▶ **Given exercise**
Determine the number of lines in the listing below where the string "Concentration" occurs; answer with the number alone.

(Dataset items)
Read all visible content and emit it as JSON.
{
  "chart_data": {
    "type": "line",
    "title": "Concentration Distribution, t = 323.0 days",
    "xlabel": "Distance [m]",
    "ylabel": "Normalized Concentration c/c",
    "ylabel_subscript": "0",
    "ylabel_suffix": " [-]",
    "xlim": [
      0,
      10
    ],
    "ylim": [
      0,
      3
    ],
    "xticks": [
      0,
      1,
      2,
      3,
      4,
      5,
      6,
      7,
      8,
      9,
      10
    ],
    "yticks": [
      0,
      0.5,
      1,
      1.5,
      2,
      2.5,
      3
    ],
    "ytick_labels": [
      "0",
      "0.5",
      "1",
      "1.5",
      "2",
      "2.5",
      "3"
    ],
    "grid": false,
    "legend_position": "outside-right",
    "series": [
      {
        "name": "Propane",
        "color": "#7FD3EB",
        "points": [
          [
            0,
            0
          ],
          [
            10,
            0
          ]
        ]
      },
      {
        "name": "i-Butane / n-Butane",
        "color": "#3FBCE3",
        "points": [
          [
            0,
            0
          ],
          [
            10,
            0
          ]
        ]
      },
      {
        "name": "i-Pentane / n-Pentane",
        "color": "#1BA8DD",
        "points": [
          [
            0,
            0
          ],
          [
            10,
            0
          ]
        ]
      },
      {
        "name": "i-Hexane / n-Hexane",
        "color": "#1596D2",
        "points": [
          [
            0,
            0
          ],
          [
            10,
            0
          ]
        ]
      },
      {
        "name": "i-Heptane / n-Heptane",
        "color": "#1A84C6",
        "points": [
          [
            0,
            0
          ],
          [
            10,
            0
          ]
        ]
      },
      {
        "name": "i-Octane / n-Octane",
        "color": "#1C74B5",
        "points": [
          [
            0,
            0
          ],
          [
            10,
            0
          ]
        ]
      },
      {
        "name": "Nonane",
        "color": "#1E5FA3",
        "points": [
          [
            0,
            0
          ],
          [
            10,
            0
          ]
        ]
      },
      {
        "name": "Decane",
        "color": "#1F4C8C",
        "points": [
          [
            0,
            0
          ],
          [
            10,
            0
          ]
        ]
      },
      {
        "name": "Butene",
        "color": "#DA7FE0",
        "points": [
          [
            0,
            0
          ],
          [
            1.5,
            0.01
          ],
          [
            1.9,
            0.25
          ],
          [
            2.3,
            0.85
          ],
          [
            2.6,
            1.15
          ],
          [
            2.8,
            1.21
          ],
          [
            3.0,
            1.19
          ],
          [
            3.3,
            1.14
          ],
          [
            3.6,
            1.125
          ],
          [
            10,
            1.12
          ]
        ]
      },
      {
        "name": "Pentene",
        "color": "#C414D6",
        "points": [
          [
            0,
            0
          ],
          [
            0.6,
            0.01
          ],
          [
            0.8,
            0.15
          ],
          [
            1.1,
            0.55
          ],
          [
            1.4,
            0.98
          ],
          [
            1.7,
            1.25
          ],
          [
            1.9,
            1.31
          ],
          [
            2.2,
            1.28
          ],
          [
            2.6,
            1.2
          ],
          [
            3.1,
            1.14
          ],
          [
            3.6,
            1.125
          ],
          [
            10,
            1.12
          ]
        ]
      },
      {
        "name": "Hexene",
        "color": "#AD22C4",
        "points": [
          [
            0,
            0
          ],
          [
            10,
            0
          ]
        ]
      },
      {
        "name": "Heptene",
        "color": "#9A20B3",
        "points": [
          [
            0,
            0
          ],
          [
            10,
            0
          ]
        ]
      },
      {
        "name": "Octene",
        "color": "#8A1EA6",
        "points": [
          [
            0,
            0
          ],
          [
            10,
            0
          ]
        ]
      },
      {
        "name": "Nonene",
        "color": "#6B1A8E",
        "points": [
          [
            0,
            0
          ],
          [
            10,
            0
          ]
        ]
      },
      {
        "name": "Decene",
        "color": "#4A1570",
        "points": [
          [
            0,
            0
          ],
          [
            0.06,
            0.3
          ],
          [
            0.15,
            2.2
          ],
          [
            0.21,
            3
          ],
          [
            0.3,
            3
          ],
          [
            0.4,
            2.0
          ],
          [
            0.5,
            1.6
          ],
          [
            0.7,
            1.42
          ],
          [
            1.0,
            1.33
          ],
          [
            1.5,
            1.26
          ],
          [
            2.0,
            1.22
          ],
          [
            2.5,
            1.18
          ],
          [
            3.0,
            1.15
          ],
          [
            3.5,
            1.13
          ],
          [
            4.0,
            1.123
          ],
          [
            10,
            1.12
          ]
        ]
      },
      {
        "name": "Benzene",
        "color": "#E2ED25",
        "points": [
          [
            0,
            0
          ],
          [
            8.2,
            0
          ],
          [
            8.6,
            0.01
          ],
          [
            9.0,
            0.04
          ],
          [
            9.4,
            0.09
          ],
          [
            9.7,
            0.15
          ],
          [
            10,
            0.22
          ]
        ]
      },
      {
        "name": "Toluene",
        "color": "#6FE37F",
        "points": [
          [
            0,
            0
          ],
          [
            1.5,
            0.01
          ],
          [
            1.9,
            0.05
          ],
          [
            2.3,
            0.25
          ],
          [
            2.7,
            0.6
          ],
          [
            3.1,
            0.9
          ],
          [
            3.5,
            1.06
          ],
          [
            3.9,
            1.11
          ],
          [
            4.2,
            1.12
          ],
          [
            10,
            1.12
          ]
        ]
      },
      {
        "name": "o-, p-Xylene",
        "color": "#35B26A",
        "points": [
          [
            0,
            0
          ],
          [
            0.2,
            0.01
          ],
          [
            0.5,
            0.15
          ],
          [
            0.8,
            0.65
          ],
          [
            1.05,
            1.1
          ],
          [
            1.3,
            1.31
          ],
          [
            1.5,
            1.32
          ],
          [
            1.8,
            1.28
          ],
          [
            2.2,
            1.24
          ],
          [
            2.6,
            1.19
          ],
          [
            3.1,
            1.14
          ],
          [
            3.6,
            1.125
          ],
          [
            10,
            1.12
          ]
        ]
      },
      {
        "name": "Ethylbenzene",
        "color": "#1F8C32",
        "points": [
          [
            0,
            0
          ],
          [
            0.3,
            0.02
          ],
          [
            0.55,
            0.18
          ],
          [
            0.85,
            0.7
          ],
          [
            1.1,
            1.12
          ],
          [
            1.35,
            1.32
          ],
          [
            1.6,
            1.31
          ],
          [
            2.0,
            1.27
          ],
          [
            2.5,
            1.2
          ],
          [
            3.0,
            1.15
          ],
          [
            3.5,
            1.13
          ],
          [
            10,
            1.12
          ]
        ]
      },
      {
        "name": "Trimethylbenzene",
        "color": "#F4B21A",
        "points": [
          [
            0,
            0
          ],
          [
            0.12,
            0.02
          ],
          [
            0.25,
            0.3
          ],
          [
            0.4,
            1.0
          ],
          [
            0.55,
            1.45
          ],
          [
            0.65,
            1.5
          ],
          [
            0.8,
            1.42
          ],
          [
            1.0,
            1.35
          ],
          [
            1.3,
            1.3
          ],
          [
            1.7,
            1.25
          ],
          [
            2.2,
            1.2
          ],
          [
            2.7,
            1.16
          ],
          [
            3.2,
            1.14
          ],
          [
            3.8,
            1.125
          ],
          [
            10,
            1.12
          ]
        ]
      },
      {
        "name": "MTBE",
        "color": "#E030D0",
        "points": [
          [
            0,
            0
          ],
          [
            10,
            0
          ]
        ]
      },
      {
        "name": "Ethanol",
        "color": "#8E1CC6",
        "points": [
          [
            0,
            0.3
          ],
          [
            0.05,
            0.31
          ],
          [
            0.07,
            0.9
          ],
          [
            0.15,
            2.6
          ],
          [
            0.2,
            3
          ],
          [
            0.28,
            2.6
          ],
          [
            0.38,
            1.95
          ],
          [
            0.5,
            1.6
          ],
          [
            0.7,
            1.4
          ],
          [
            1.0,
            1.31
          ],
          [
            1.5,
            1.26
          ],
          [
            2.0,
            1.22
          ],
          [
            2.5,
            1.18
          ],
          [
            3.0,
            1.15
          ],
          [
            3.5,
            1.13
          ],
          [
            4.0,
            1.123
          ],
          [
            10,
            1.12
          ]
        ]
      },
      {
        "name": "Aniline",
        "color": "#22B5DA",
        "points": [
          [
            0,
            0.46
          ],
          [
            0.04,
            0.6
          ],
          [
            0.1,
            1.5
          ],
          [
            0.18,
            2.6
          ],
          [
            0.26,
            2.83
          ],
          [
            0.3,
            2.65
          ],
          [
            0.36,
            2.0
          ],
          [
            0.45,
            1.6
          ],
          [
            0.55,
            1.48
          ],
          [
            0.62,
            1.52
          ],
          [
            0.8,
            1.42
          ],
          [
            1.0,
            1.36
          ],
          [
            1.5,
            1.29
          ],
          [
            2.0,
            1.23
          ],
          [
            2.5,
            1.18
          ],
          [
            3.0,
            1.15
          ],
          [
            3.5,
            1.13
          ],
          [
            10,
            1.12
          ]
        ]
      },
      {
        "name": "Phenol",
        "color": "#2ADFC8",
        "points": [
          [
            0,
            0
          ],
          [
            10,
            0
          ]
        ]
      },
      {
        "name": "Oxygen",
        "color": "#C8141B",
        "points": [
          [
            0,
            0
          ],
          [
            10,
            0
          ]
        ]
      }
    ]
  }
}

▶ **Output**
2